REQUEST:
Restate the complete material exactly.

[Stored items]
☆ ☆ ☆ ☆ ☆ ☆ ☆

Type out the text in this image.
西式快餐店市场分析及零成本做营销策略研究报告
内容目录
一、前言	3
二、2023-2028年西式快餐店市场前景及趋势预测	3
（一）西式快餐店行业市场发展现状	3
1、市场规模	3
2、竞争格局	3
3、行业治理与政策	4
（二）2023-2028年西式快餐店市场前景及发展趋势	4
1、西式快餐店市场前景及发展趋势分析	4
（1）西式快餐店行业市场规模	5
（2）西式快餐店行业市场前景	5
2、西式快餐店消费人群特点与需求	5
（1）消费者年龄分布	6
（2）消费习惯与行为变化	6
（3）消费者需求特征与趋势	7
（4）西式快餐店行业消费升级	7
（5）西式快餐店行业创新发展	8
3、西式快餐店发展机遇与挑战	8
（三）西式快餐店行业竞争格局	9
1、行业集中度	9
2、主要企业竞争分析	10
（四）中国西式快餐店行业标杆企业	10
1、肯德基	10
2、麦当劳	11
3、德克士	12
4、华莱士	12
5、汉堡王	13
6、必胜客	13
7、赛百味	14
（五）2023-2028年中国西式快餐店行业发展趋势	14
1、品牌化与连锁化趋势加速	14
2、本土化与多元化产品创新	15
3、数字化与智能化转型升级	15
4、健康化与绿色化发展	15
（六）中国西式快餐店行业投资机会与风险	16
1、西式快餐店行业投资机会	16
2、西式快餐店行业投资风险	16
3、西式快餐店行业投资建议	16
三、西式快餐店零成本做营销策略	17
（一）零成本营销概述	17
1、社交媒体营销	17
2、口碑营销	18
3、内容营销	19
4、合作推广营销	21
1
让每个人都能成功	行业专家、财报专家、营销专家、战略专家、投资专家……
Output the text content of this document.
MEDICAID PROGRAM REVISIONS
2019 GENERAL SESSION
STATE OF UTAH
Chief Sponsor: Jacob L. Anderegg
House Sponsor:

☆ ☆ ☆ ☆ ☆ ☆ ☆

ANSWER BELOW:
Type out the text in this image.
西式快餐店市场分析及零成本做营销策略研究报告
内容目录
一、前言	3
二、2023-2028年西式快餐店市场前景及趋势预测	3
（一）西式快餐店行业市场发展现状	3
1、市场规模	3
2、竞争格局	3
3、行业治理与政策	4
（二）2023-2028年西式快餐店市场前景及发展趋势	4
1、西式快餐店市场前景及发展趋势分析	4
（1）西式快餐店行业市场规模	5
（2）西式快餐店行业市场前景	5
2、西式快餐店消费人群特点与需求	5
（1）消费者年龄分布	6
（2）消费习惯与行为变化	6
（3）消费者需求特征与趋势	7
（4）西式快餐店行业消费升级	7
（5）西式快餐店行业创新发展	8
3、西式快餐店发展机遇与挑战	8
（三）西式快餐店行业竞争格局	9
1、行业集中度	9
2、主要企业竞争分析	10
（四）中国西式快餐店行业标杆企业	10
1、肯德基	10
2、麦当劳	11
3、德克士	12
4、华莱士	12
5、汉堡王	13
6、必胜客	13
7、赛百味	14
（五）2023-2028年中国西式快餐店行业发展趋势	14
1、品牌化与连锁化趋势加速	14
2、本土化与多元化产品创新	15
3、数字化与智能化转型升级	15
4、健康化与绿色化发展	15
（六）中国西式快餐店行业投资机会与风险	16
1、西式快餐店行业投资机会	16
2、西式快餐店行业投资风险	16
3、西式快餐店行业投资建议	16
三、西式快餐店零成本做营销策略	17
（一）零成本营销概述	17
1、社交媒体营销	17
2、口碑营销	18
3、内容营销	19
4、合作推广营销	21
1
让每个人都能成功	行业专家、财报专家、营销专家、战略专家、投资专家……
Output the text content of this document.
MEDICAID PROGRAM REVISIONS
2019 GENERAL SESSION
STATE OF UTAH
Chief Sponsor: Jacob L. Anderegg
House Sponsor:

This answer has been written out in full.